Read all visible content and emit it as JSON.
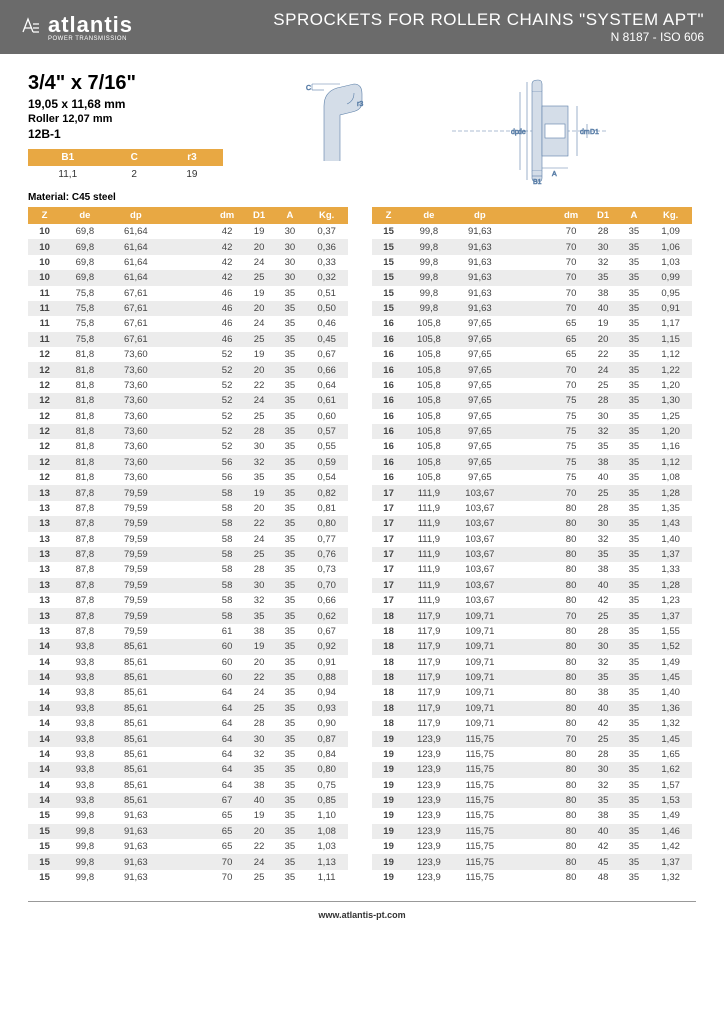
{
  "header": {
    "logo_text": "atlantis",
    "logo_sub": "POWER TRANSMISSION",
    "title": "SPROCKETS FOR ROLLER CHAINS \"SYSTEM APT\"",
    "subtitle": "N 8187 - ISO 606"
  },
  "spec": {
    "main": "3/4\" x 7/16\"",
    "sub": "19,05 x 11,68 mm",
    "roller": "Roller 12,07 mm",
    "code": "12B-1"
  },
  "small_table": {
    "headers": [
      "B1",
      "C",
      "r3"
    ],
    "row": [
      "11,1",
      "2",
      "19"
    ]
  },
  "material": "Material: C45 steel",
  "main_headers": [
    "Z",
    "de",
    "dp",
    "",
    "dm",
    "D1",
    "A",
    "Kg."
  ],
  "left_rows": [
    [
      "10",
      "69,8",
      "61,64",
      "",
      "42",
      "19",
      "30",
      "0,37"
    ],
    [
      "10",
      "69,8",
      "61,64",
      "",
      "42",
      "20",
      "30",
      "0,36"
    ],
    [
      "10",
      "69,8",
      "61,64",
      "",
      "42",
      "24",
      "30",
      "0,33"
    ],
    [
      "10",
      "69,8",
      "61,64",
      "",
      "42",
      "25",
      "30",
      "0,32"
    ],
    [
      "11",
      "75,8",
      "67,61",
      "",
      "46",
      "19",
      "35",
      "0,51"
    ],
    [
      "11",
      "75,8",
      "67,61",
      "",
      "46",
      "20",
      "35",
      "0,50"
    ],
    [
      "11",
      "75,8",
      "67,61",
      "",
      "46",
      "24",
      "35",
      "0,46"
    ],
    [
      "11",
      "75,8",
      "67,61",
      "",
      "46",
      "25",
      "35",
      "0,45"
    ],
    [
      "12",
      "81,8",
      "73,60",
      "",
      "52",
      "19",
      "35",
      "0,67"
    ],
    [
      "12",
      "81,8",
      "73,60",
      "",
      "52",
      "20",
      "35",
      "0,66"
    ],
    [
      "12",
      "81,8",
      "73,60",
      "",
      "52",
      "22",
      "35",
      "0,64"
    ],
    [
      "12",
      "81,8",
      "73,60",
      "",
      "52",
      "24",
      "35",
      "0,61"
    ],
    [
      "12",
      "81,8",
      "73,60",
      "",
      "52",
      "25",
      "35",
      "0,60"
    ],
    [
      "12",
      "81,8",
      "73,60",
      "",
      "52",
      "28",
      "35",
      "0,57"
    ],
    [
      "12",
      "81,8",
      "73,60",
      "",
      "52",
      "30",
      "35",
      "0,55"
    ],
    [
      "12",
      "81,8",
      "73,60",
      "",
      "56",
      "32",
      "35",
      "0,59"
    ],
    [
      "12",
      "81,8",
      "73,60",
      "",
      "56",
      "35",
      "35",
      "0,54"
    ],
    [
      "13",
      "87,8",
      "79,59",
      "",
      "58",
      "19",
      "35",
      "0,82"
    ],
    [
      "13",
      "87,8",
      "79,59",
      "",
      "58",
      "20",
      "35",
      "0,81"
    ],
    [
      "13",
      "87,8",
      "79,59",
      "",
      "58",
      "22",
      "35",
      "0,80"
    ],
    [
      "13",
      "87,8",
      "79,59",
      "",
      "58",
      "24",
      "35",
      "0,77"
    ],
    [
      "13",
      "87,8",
      "79,59",
      "",
      "58",
      "25",
      "35",
      "0,76"
    ],
    [
      "13",
      "87,8",
      "79,59",
      "",
      "58",
      "28",
      "35",
      "0,73"
    ],
    [
      "13",
      "87,8",
      "79,59",
      "",
      "58",
      "30",
      "35",
      "0,70"
    ],
    [
      "13",
      "87,8",
      "79,59",
      "",
      "58",
      "32",
      "35",
      "0,66"
    ],
    [
      "13",
      "87,8",
      "79,59",
      "",
      "58",
      "35",
      "35",
      "0,62"
    ],
    [
      "13",
      "87,8",
      "79,59",
      "",
      "61",
      "38",
      "35",
      "0,67"
    ],
    [
      "14",
      "93,8",
      "85,61",
      "",
      "60",
      "19",
      "35",
      "0,92"
    ],
    [
      "14",
      "93,8",
      "85,61",
      "",
      "60",
      "20",
      "35",
      "0,91"
    ],
    [
      "14",
      "93,8",
      "85,61",
      "",
      "60",
      "22",
      "35",
      "0,88"
    ],
    [
      "14",
      "93,8",
      "85,61",
      "",
      "64",
      "24",
      "35",
      "0,94"
    ],
    [
      "14",
      "93,8",
      "85,61",
      "",
      "64",
      "25",
      "35",
      "0,93"
    ],
    [
      "14",
      "93,8",
      "85,61",
      "",
      "64",
      "28",
      "35",
      "0,90"
    ],
    [
      "14",
      "93,8",
      "85,61",
      "",
      "64",
      "30",
      "35",
      "0,87"
    ],
    [
      "14",
      "93,8",
      "85,61",
      "",
      "64",
      "32",
      "35",
      "0,84"
    ],
    [
      "14",
      "93,8",
      "85,61",
      "",
      "64",
      "35",
      "35",
      "0,80"
    ],
    [
      "14",
      "93,8",
      "85,61",
      "",
      "64",
      "38",
      "35",
      "0,75"
    ],
    [
      "14",
      "93,8",
      "85,61",
      "",
      "67",
      "40",
      "35",
      "0,85"
    ],
    [
      "15",
      "99,8",
      "91,63",
      "",
      "65",
      "19",
      "35",
      "1,10"
    ],
    [
      "15",
      "99,8",
      "91,63",
      "",
      "65",
      "20",
      "35",
      "1,08"
    ],
    [
      "15",
      "99,8",
      "91,63",
      "",
      "65",
      "22",
      "35",
      "1,03"
    ],
    [
      "15",
      "99,8",
      "91,63",
      "",
      "70",
      "24",
      "35",
      "1,13"
    ],
    [
      "15",
      "99,8",
      "91,63",
      "",
      "70",
      "25",
      "35",
      "1,11"
    ]
  ],
  "right_rows": [
    [
      "15",
      "99,8",
      "91,63",
      "",
      "70",
      "28",
      "35",
      "1,09"
    ],
    [
      "15",
      "99,8",
      "91,63",
      "",
      "70",
      "30",
      "35",
      "1,06"
    ],
    [
      "15",
      "99,8",
      "91,63",
      "",
      "70",
      "32",
      "35",
      "1,03"
    ],
    [
      "15",
      "99,8",
      "91,63",
      "",
      "70",
      "35",
      "35",
      "0,99"
    ],
    [
      "15",
      "99,8",
      "91,63",
      "",
      "70",
      "38",
      "35",
      "0,95"
    ],
    [
      "15",
      "99,8",
      "91,63",
      "",
      "70",
      "40",
      "35",
      "0,91"
    ],
    [
      "16",
      "105,8",
      "97,65",
      "",
      "65",
      "19",
      "35",
      "1,17"
    ],
    [
      "16",
      "105,8",
      "97,65",
      "",
      "65",
      "20",
      "35",
      "1,15"
    ],
    [
      "16",
      "105,8",
      "97,65",
      "",
      "65",
      "22",
      "35",
      "1,12"
    ],
    [
      "16",
      "105,8",
      "97,65",
      "",
      "70",
      "24",
      "35",
      "1,22"
    ],
    [
      "16",
      "105,8",
      "97,65",
      "",
      "70",
      "25",
      "35",
      "1,20"
    ],
    [
      "16",
      "105,8",
      "97,65",
      "",
      "75",
      "28",
      "35",
      "1,30"
    ],
    [
      "16",
      "105,8",
      "97,65",
      "",
      "75",
      "30",
      "35",
      "1,25"
    ],
    [
      "16",
      "105,8",
      "97,65",
      "",
      "75",
      "32",
      "35",
      "1,20"
    ],
    [
      "16",
      "105,8",
      "97,65",
      "",
      "75",
      "35",
      "35",
      "1,16"
    ],
    [
      "16",
      "105,8",
      "97,65",
      "",
      "75",
      "38",
      "35",
      "1,12"
    ],
    [
      "16",
      "105,8",
      "97,65",
      "",
      "75",
      "40",
      "35",
      "1,08"
    ],
    [
      "17",
      "111,9",
      "103,67",
      "",
      "70",
      "25",
      "35",
      "1,28"
    ],
    [
      "17",
      "111,9",
      "103,67",
      "",
      "80",
      "28",
      "35",
      "1,35"
    ],
    [
      "17",
      "111,9",
      "103,67",
      "",
      "80",
      "30",
      "35",
      "1,43"
    ],
    [
      "17",
      "111,9",
      "103,67",
      "",
      "80",
      "32",
      "35",
      "1,40"
    ],
    [
      "17",
      "111,9",
      "103,67",
      "",
      "80",
      "35",
      "35",
      "1,37"
    ],
    [
      "17",
      "111,9",
      "103,67",
      "",
      "80",
      "38",
      "35",
      "1,33"
    ],
    [
      "17",
      "111,9",
      "103,67",
      "",
      "80",
      "40",
      "35",
      "1,28"
    ],
    [
      "17",
      "111,9",
      "103,67",
      "",
      "80",
      "42",
      "35",
      "1,23"
    ],
    [
      "18",
      "117,9",
      "109,71",
      "",
      "70",
      "25",
      "35",
      "1,37"
    ],
    [
      "18",
      "117,9",
      "109,71",
      "",
      "80",
      "28",
      "35",
      "1,55"
    ],
    [
      "18",
      "117,9",
      "109,71",
      "",
      "80",
      "30",
      "35",
      "1,52"
    ],
    [
      "18",
      "117,9",
      "109,71",
      "",
      "80",
      "32",
      "35",
      "1,49"
    ],
    [
      "18",
      "117,9",
      "109,71",
      "",
      "80",
      "35",
      "35",
      "1,45"
    ],
    [
      "18",
      "117,9",
      "109,71",
      "",
      "80",
      "38",
      "35",
      "1,40"
    ],
    [
      "18",
      "117,9",
      "109,71",
      "",
      "80",
      "40",
      "35",
      "1,36"
    ],
    [
      "18",
      "117,9",
      "109,71",
      "",
      "80",
      "42",
      "35",
      "1,32"
    ],
    [
      "19",
      "123,9",
      "115,75",
      "",
      "70",
      "25",
      "35",
      "1,45"
    ],
    [
      "19",
      "123,9",
      "115,75",
      "",
      "80",
      "28",
      "35",
      "1,65"
    ],
    [
      "19",
      "123,9",
      "115,75",
      "",
      "80",
      "30",
      "35",
      "1,62"
    ],
    [
      "19",
      "123,9",
      "115,75",
      "",
      "80",
      "32",
      "35",
      "1,57"
    ],
    [
      "19",
      "123,9",
      "115,75",
      "",
      "80",
      "35",
      "35",
      "1,53"
    ],
    [
      "19",
      "123,9",
      "115,75",
      "",
      "80",
      "38",
      "35",
      "1,49"
    ],
    [
      "19",
      "123,9",
      "115,75",
      "",
      "80",
      "40",
      "35",
      "1,46"
    ],
    [
      "19",
      "123,9",
      "115,75",
      "",
      "80",
      "42",
      "35",
      "1,42"
    ],
    [
      "19",
      "123,9",
      "115,75",
      "",
      "80",
      "45",
      "35",
      "1,37"
    ],
    [
      "19",
      "123,9",
      "115,75",
      "",
      "80",
      "48",
      "35",
      "1,32"
    ]
  ],
  "footer": "www.atlantis-pt.com",
  "colors": {
    "header_bg": "#6b6b6b",
    "accent": "#e8a843",
    "alt_row": "#ececec"
  }
}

Stated exercise:
Copy all the lines above that hold the string "atlantis".

Reply to the exercise:
    "logo_text": "atlantis",
  "footer": "www.atlantis-pt.com",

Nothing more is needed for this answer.